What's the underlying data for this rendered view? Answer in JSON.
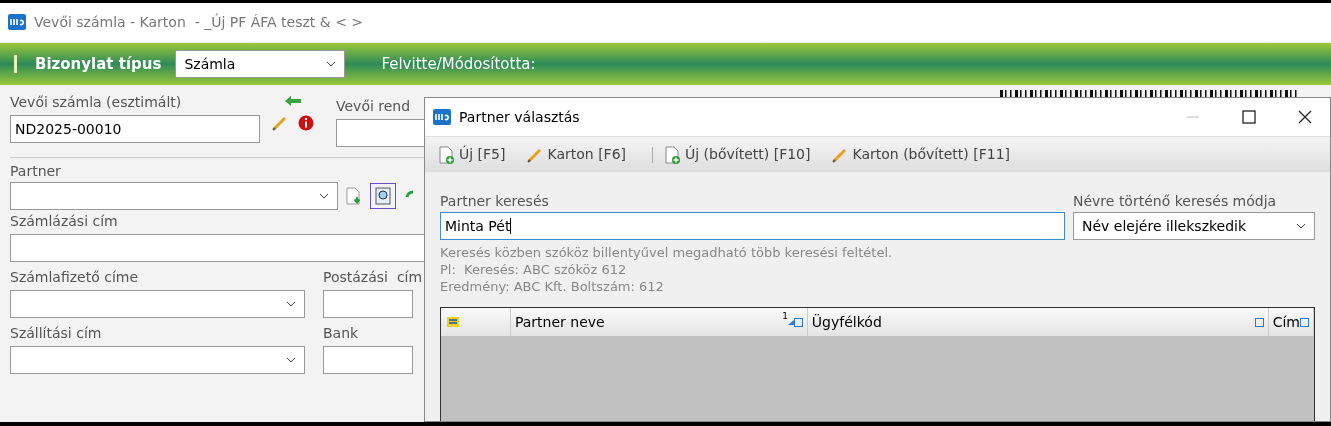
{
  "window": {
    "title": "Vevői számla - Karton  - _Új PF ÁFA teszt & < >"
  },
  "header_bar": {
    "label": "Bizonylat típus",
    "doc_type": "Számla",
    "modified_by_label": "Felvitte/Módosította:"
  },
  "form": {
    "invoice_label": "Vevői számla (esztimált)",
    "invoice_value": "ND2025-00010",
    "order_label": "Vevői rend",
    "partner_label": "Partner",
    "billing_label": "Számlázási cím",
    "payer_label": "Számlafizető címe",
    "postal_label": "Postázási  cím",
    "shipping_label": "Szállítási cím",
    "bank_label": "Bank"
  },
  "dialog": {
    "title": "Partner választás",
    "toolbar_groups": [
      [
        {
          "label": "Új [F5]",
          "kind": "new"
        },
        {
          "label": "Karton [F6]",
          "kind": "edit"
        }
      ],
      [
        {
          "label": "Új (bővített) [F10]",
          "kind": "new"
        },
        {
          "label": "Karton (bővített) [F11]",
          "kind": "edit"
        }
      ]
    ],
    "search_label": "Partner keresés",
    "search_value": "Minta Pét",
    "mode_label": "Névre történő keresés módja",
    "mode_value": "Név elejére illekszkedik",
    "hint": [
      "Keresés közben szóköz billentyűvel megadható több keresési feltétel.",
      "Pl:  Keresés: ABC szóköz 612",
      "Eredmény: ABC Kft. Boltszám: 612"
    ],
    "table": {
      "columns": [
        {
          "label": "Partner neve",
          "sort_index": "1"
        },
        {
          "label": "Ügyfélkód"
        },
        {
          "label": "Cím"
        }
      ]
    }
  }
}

------------------------------------------------

### THE TASK
Without including any pictures, reproduce the listing exactly.

### SOLVED EXERCISE
What's the underlying data for this rendered view? Answer in JSON.
{
  "window": {
    "title": "Vevői számla - Karton  - _Új PF ÁFA teszt & < >"
  },
  "header_bar": {
    "label": "Bizonylat típus",
    "doc_type": "Számla",
    "modified_by_label": "Felvitte/Módosította:"
  },
  "form": {
    "invoice_label": "Vevői számla (esztimált)",
    "invoice_value": "ND2025-00010",
    "order_label": "Vevői rend",
    "partner_label": "Partner",
    "billing_label": "Számlázási cím",
    "payer_label": "Számlafizető címe",
    "postal_label": "Postázási  cím",
    "shipping_label": "Szállítási cím",
    "bank_label": "Bank"
  },
  "dialog": {
    "title": "Partner választás",
    "toolbar_groups": [
      [
        {
          "label": "Új [F5]",
          "kind": "new"
        },
        {
          "label": "Karton [F6]",
          "kind": "edit"
        }
      ],
      [
        {
          "label": "Új (bővített) [F10]",
          "kind": "new"
        },
        {
          "label": "Karton (bővített) [F11]",
          "kind": "edit"
        }
      ]
    ],
    "search_label": "Partner keresés",
    "search_value": "Minta Pét",
    "mode_label": "Névre történő keresés módja",
    "mode_value": "Név elejére illekszkedik",
    "hint": [
      "Keresés közben szóköz billentyűvel megadható több keresési feltétel.",
      "Pl:  Keresés: ABC szóköz 612",
      "Eredmény: ABC Kft. Boltszám: 612"
    ],
    "table": {
      "columns": [
        {
          "label": "Partner neve",
          "sort_index": "1"
        },
        {
          "label": "Ügyfélkód"
        },
        {
          "label": "Cím"
        }
      ]
    }
  }
}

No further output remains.